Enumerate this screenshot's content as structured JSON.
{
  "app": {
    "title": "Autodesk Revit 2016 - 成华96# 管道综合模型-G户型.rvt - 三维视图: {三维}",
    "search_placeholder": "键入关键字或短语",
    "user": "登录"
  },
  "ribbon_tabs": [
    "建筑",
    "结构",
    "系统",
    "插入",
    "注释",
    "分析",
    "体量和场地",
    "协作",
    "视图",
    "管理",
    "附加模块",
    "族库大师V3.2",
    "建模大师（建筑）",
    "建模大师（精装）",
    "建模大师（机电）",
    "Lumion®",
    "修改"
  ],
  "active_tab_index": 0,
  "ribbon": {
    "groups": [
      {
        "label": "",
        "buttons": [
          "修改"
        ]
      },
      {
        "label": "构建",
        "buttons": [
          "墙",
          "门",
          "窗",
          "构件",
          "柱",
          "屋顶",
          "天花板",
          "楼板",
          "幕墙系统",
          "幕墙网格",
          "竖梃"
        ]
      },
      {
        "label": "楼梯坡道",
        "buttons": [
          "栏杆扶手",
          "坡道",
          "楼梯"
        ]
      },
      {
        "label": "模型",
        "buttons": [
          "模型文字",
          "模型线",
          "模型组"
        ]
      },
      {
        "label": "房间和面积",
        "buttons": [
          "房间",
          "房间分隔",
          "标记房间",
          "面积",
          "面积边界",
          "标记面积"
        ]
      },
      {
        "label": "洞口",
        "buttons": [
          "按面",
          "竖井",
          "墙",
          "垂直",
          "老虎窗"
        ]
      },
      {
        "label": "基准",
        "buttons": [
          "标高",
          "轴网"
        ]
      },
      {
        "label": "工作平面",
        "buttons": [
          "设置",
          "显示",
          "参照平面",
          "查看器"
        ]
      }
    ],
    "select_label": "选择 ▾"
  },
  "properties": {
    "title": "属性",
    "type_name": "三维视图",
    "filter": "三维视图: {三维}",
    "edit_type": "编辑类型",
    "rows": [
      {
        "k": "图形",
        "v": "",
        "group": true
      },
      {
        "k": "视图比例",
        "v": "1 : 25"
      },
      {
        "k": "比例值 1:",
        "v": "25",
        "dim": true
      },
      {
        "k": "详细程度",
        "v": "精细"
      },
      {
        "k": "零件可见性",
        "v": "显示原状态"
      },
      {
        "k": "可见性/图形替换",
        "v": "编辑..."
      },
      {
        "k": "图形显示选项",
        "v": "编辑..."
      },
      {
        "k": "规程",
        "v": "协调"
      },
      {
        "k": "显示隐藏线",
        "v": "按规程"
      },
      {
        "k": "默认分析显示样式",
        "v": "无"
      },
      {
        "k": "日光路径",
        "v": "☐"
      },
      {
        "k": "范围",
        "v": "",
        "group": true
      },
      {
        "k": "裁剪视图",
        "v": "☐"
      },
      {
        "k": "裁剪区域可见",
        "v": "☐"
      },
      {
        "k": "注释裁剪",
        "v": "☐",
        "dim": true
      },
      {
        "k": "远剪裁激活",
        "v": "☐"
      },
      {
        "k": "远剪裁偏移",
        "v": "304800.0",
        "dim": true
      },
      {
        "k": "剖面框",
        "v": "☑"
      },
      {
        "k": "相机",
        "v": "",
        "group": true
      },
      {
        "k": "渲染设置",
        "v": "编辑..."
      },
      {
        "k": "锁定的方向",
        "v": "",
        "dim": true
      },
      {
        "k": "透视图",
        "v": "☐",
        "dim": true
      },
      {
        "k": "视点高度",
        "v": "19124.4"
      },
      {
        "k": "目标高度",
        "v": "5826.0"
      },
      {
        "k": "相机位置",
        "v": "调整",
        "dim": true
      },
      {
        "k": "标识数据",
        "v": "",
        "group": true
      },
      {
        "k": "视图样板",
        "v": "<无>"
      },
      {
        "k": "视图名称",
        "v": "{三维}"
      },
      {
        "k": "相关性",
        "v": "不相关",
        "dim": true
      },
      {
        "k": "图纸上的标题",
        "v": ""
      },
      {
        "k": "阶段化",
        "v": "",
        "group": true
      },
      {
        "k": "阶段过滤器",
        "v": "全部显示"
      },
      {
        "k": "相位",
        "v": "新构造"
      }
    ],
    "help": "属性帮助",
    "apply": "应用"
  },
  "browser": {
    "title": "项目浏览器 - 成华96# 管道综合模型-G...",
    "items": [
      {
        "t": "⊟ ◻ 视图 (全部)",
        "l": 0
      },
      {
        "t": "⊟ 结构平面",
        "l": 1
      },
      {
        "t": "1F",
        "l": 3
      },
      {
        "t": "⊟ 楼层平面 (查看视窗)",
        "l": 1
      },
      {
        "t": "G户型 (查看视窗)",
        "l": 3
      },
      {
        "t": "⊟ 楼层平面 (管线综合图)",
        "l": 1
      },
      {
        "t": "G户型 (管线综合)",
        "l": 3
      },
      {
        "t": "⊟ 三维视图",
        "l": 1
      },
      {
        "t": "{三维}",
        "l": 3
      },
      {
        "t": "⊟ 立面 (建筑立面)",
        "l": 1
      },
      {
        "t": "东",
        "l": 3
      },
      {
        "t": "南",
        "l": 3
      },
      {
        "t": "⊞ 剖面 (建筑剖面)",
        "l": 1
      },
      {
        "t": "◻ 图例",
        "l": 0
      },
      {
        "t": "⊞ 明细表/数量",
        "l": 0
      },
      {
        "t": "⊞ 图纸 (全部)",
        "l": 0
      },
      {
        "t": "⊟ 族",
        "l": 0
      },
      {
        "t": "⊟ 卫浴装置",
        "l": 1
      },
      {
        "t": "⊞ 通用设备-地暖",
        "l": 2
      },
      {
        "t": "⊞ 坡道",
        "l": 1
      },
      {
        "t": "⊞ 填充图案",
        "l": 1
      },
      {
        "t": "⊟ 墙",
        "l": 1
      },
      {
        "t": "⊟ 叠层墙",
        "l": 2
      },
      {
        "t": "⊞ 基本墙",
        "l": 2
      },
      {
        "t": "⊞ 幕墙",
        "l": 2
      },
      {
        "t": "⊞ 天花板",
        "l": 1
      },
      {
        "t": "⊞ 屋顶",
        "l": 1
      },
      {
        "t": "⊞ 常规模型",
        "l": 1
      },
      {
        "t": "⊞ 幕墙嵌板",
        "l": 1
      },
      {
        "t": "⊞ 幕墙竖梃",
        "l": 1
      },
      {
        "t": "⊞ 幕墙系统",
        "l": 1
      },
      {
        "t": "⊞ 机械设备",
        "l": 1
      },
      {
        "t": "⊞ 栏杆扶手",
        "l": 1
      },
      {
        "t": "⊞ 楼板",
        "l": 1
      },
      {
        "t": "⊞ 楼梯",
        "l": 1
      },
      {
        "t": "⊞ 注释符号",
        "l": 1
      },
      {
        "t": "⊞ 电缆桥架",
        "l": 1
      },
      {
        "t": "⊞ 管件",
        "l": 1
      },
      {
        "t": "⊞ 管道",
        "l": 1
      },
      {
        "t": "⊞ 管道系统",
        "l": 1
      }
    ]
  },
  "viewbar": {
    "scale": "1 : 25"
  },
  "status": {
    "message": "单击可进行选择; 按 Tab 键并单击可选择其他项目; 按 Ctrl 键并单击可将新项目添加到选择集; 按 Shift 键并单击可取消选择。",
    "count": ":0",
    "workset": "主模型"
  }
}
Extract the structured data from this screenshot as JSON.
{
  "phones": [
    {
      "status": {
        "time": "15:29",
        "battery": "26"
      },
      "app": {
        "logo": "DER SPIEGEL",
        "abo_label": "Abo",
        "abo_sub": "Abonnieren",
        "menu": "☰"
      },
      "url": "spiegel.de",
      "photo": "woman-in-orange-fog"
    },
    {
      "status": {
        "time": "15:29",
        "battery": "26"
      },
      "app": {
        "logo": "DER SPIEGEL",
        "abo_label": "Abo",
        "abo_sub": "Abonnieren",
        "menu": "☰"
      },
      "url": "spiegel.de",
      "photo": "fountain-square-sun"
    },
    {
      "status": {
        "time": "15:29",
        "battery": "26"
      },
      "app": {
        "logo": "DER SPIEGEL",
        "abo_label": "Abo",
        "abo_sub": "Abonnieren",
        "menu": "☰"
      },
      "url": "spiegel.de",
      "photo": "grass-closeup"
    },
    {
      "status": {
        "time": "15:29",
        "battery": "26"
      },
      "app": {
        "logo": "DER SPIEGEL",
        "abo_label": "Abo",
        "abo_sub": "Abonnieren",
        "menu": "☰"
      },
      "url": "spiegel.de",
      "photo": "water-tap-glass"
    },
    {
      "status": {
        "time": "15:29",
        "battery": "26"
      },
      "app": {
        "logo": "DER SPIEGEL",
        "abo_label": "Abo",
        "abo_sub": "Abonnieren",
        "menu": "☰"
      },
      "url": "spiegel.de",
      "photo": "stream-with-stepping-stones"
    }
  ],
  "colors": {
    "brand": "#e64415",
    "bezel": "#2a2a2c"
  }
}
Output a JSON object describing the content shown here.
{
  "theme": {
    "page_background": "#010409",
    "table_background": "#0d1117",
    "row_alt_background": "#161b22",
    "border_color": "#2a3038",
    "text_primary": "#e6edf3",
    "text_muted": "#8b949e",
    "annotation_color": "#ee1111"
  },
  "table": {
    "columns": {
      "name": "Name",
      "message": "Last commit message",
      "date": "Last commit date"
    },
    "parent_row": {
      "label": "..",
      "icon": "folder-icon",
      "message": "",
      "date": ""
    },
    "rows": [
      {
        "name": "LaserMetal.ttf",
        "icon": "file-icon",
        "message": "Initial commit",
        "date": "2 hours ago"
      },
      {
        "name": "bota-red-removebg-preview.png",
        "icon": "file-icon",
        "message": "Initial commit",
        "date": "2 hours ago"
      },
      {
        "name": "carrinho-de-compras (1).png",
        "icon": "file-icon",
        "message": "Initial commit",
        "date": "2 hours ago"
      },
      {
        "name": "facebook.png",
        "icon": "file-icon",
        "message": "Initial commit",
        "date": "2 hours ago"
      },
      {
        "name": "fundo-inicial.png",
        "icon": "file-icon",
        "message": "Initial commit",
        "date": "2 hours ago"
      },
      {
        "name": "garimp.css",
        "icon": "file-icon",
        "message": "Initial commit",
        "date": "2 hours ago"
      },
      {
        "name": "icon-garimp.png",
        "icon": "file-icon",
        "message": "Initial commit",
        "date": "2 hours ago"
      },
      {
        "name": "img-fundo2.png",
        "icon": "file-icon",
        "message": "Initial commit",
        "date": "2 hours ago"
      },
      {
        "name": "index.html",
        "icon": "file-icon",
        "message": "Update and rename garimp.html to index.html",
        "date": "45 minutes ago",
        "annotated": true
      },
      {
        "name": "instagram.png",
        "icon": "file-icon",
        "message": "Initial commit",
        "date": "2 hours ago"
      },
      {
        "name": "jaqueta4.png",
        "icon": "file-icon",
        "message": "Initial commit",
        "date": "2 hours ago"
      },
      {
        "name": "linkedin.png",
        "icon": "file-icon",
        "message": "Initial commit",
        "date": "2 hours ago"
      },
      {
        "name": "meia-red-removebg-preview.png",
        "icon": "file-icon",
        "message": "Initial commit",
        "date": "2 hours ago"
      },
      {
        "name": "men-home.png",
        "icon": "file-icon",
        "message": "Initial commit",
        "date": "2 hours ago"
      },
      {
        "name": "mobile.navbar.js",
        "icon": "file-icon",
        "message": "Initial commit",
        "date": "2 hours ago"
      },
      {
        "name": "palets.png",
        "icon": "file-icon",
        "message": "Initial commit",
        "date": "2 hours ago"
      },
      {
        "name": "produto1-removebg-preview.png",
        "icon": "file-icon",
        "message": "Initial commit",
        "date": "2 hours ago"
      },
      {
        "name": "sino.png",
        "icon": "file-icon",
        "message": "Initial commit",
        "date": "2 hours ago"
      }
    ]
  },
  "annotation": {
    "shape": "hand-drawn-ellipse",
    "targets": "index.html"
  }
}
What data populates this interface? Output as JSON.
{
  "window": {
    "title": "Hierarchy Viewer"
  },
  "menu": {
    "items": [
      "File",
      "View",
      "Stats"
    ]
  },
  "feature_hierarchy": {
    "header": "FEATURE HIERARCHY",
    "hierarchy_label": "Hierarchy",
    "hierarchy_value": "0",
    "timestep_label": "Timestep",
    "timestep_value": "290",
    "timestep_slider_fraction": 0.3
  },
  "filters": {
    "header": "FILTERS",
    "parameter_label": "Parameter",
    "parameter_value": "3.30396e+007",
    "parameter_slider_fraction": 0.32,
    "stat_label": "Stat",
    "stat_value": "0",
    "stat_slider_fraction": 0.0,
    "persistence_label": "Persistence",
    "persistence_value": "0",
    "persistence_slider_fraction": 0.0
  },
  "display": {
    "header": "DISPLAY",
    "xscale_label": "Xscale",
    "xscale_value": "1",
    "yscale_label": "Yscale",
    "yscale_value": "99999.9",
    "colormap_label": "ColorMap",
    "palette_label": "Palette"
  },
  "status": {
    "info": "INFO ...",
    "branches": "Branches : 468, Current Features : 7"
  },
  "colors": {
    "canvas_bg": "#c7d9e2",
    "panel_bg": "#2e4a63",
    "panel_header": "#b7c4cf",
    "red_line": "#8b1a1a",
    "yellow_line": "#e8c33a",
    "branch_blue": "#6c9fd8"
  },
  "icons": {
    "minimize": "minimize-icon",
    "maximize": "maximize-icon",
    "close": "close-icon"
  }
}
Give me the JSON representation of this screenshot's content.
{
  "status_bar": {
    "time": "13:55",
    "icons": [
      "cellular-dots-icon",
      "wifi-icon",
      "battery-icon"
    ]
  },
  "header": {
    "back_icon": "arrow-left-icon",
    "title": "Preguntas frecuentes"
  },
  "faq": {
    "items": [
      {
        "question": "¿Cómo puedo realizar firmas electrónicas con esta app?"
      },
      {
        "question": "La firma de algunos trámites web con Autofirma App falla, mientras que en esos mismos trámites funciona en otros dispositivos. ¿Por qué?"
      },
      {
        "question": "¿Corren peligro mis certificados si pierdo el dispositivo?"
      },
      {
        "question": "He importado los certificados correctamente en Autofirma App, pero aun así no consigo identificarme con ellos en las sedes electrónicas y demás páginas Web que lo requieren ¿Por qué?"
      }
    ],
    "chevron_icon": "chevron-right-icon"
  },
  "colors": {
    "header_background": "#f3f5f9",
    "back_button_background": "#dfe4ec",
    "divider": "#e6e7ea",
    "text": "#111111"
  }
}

EXERCISE DIRECTIONS >>
Scan the listing above. Collect all lines with the word "photo".

COMPLETE ANSWER >>
      "photo": "woman-in-orange-fog"
      "photo": "fountain-square-sun"
      "photo": "grass-closeup"
      "photo": "water-tap-glass"
      "photo": "stream-with-stepping-stones"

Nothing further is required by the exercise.